GIVEN EXERCISE:
Output all lines exactly.

— START RECORDS FOR THIS TASK —

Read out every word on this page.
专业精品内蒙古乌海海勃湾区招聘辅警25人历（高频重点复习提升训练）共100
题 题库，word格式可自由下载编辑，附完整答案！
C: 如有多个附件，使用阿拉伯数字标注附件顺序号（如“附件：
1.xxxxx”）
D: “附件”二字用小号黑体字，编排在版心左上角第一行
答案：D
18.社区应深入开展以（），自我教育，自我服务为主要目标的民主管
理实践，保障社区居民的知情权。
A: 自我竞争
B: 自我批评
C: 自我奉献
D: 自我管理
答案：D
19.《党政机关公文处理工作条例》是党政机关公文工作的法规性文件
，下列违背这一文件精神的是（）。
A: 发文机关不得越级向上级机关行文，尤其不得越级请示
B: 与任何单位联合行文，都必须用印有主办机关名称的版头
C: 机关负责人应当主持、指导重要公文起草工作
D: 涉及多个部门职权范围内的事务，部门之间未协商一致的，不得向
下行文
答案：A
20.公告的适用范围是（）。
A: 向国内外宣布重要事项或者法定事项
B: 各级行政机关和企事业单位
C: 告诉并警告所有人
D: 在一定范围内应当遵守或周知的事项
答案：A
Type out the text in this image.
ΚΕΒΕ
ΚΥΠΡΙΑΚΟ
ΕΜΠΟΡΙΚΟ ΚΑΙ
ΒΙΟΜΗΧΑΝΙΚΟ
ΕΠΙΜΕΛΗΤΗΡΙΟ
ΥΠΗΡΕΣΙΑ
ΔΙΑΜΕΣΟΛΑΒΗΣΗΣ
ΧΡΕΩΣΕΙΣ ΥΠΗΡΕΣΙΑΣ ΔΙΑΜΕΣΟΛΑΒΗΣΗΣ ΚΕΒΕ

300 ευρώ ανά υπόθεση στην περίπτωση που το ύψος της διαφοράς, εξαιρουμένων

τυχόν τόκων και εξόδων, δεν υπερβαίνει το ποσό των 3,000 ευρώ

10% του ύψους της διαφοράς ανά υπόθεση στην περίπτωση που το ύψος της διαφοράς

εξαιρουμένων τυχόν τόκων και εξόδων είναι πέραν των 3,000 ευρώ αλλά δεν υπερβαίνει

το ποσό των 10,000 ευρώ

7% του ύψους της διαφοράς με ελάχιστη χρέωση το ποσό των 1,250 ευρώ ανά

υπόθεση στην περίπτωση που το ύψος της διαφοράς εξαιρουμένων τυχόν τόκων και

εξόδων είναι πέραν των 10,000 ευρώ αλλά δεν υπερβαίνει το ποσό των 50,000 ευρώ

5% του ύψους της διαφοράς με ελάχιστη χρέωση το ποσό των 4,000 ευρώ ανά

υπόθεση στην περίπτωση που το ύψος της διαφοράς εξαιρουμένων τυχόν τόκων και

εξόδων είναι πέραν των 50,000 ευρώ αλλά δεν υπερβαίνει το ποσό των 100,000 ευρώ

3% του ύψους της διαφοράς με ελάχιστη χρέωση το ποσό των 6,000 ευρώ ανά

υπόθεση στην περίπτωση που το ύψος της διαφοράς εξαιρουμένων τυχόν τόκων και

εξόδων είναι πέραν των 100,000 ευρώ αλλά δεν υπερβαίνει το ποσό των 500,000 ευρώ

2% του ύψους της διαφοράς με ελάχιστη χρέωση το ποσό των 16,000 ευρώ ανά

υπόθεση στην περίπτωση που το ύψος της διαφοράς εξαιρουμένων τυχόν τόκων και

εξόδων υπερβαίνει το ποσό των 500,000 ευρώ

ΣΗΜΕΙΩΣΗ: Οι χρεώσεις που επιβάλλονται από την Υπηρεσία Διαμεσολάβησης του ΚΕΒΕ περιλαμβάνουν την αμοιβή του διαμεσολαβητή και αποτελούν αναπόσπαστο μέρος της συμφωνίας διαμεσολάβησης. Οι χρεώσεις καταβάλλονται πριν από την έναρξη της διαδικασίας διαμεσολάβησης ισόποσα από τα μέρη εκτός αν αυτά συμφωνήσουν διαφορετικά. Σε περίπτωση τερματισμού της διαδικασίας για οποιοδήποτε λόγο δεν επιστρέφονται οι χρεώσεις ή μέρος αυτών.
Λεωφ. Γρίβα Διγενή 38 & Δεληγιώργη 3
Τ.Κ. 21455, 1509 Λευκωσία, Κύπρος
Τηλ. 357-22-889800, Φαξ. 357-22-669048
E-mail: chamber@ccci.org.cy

— END RECORDS FOR THIS TASK —

RESULT:
Read out every word on this page.
专业精品内蒙古乌海海勃湾区招聘辅警25人历（高频重点复习提升训练）共100
题 题库，word格式可自由下载编辑，附完整答案！
C: 如有多个附件，使用阿拉伯数字标注附件顺序号（如“附件：
1.xxxxx”）
D: “附件”二字用小号黑体字，编排在版心左上角第一行
答案：D
18.社区应深入开展以（），自我教育，自我服务为主要目标的民主管
理实践，保障社区居民的知情权。
A: 自我竞争
B: 自我批评
C: 自我奉献
D: 自我管理
答案：D
19.《党政机关公文处理工作条例》是党政机关公文工作的法规性文件
，下列违背这一文件精神的是（）。
A: 发文机关不得越级向上级机关行文，尤其不得越级请示
B: 与任何单位联合行文，都必须用印有主办机关名称的版头
C: 机关负责人应当主持、指导重要公文起草工作
D: 涉及多个部门职权范围内的事务，部门之间未协商一致的，不得向
下行文
答案：A
20.公告的适用范围是（）。
A: 向国内外宣布重要事项或者法定事项
B: 各级行政机关和企事业单位
C: 告诉并警告所有人
D: 在一定范围内应当遵守或周知的事项
答案：A
Type out the text in this image.
ΚΕΒΕ
ΚΥΠΡΙΑΚΟ
ΕΜΠΟΡΙΚΟ ΚΑΙ
ΒΙΟΜΗΧΑΝΙΚΟ
ΕΠΙΜΕΛΗΤΗΡΙΟ
ΥΠΗΡΕΣΙΑ
ΔΙΑΜΕΣΟΛΑΒΗΣΗΣ
ΧΡΕΩΣΕΙΣ ΥΠΗΡΕΣΙΑΣ ΔΙΑΜΕΣΟΛΑΒΗΣΗΣ ΚΕΒΕ

300 ευρώ ανά υπόθεση στην περίπτωση που το ύψος της διαφοράς, εξαιρουμένων

τυχόν τόκων και εξόδων, δεν υπερβαίνει το ποσό των 3,000 ευρώ

10% του ύψους της διαφοράς ανά υπόθεση στην περίπτωση που το ύψος της διαφοράς

εξαιρουμένων τυχόν τόκων και εξόδων είναι πέραν των 3,000 ευρώ αλλά δεν υπερβαίνει

το ποσό των 10,000 ευρώ

7% του ύψους της διαφοράς με ελάχιστη χρέωση το ποσό των 1,250 ευρώ ανά

υπόθεση στην περίπτωση που το ύψος της διαφοράς εξαιρουμένων τυχόν τόκων και

εξόδων είναι πέραν των 10,000 ευρώ αλλά δεν υπερβαίνει το ποσό των 50,000 ευρώ

5% του ύψους της διαφοράς με ελάχιστη χρέωση το ποσό των 4,000 ευρώ ανά

υπόθεση στην περίπτωση που το ύψος της διαφοράς εξαιρουμένων τυχόν τόκων και

εξόδων είναι πέραν των 50,000 ευρώ αλλά δεν υπερβαίνει το ποσό των 100,000 ευρώ

3% του ύψους της διαφοράς με ελάχιστη χρέωση το ποσό των 6,000 ευρώ ανά

υπόθεση στην περίπτωση που το ύψος της διαφοράς εξαιρουμένων τυχόν τόκων και

εξόδων είναι πέραν των 100,000 ευρώ αλλά δεν υπερβαίνει το ποσό των 500,000 ευρώ

2% του ύψους της διαφοράς με ελάχιστη χρέωση το ποσό των 16,000 ευρώ ανά

υπόθεση στην περίπτωση που το ύψος της διαφοράς εξαιρουμένων τυχόν τόκων και

εξόδων υπερβαίνει το ποσό των 500,000 ευρώ

ΣΗΜΕΙΩΣΗ: Οι χρεώσεις που επιβάλλονται από την Υπηρεσία Διαμεσολάβησης του ΚΕΒΕ περιλαμβάνουν την αμοιβή του διαμεσολαβητή και αποτελούν αναπόσπαστο μέρος της συμφωνίας διαμεσολάβησης. Οι χρεώσεις καταβάλλονται πριν από την έναρξη της διαδικασίας διαμεσολάβησης ισόποσα από τα μέρη εκτός αν αυτά συμφωνήσουν διαφορετικά. Σε περίπτωση τερματισμού της διαδικασίας για οποιοδήποτε λόγο δεν επιστρέφονται οι χρεώσεις ή μέρος αυτών.
Λεωφ. Γρίβα Διγενή 38 & Δεληγιώργη 3
Τ.Κ. 21455, 1509 Λευκωσία, Κύπρος
Τηλ. 357-22-889800, Φαξ. 357-22-669048
E-mail: chamber@ccci.org.cy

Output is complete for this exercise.